Dataset records:

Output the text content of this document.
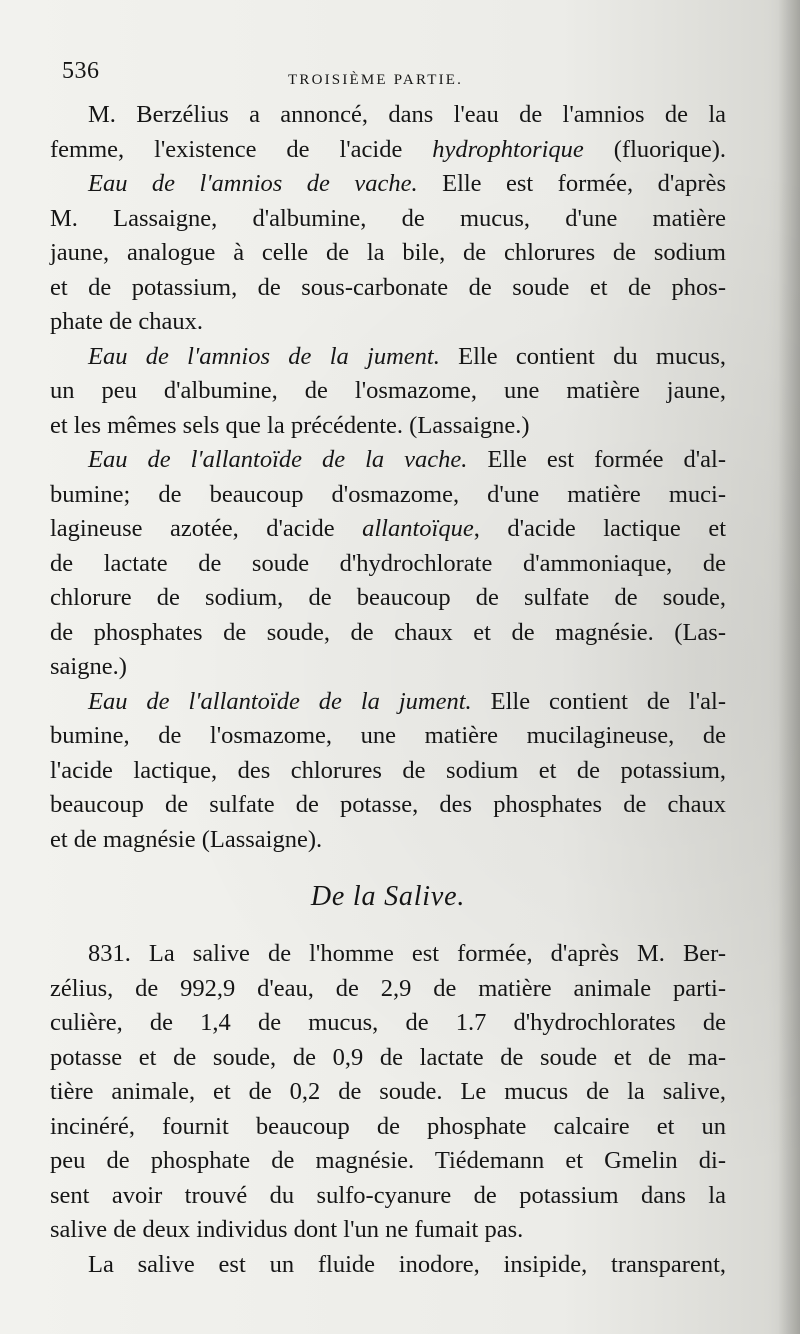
536	TROISIÈME PARTIE.
M. Berzélius a annoncé, dans l'eau de l'amnios de la
femme, l'existence de l'acide hydrophtorique (fluorique).
Eau de l'amnios de vache. Elle est formée, d'après
M. Lassaigne, d'albumine, de mucus, d'une matière
jaune, analogue à celle de la bile, de chlorures de sodium
et de potassium, de sous-carbonate de soude et de phos-
phate de chaux.
Eau de l'amnios de la jument. Elle contient du mucus,
un peu d'albumine, de l'osmazome, une matière jaune,
et les mêmes sels que la précédente. (Lassaigne.)
Eau de l'allantoïde de la vache. Elle est formée d'al-
bumine; de beaucoup d'osmazome, d'une matière muci-
lagineuse azotée, d'acide allantoïque, d'acide lactique et
de lactate de soude d'hydrochlorate d'ammoniaque, de
chlorure de sodium, de beaucoup de sulfate de soude,
de phosphates de soude, de chaux et de magnésie. (Las-
saigne.)
Eau de l'allantoïde de la jument. Elle contient de l'al-
bumine, de l'osmazome, une matière mucilagineuse, de
l'acide lactique, des chlorures de sodium et de potassium,
beaucoup de sulfate de potasse, des phosphates de chaux
et de magnésie (Lassaigne).
De la Salive.
831. La salive de l'homme est formée, d'après M. Ber-
zélius, de 992,9 d'eau, de 2,9 de matière animale parti-
culière, de 1,4 de mucus, de 1.7 d'hydrochlorates de
potasse et de soude, de 0,9 de lactate de soude et de ma-
tière animale, et de 0,2 de soude. Le mucus de la salive,
incinéré, fournit beaucoup de phosphate calcaire et un
peu de phosphate de magnésie. Tiédemann et Gmelin di-
sent avoir trouvé du sulfo-cyanure de potassium dans la
salive de deux individus dont l'un ne fumait pas.
La salive est un fluide inodore, insipide, transparent,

Exercise task ::
State how many lines of the entries above include the word "formée", offering no text other than the number.

Correct answer ::
3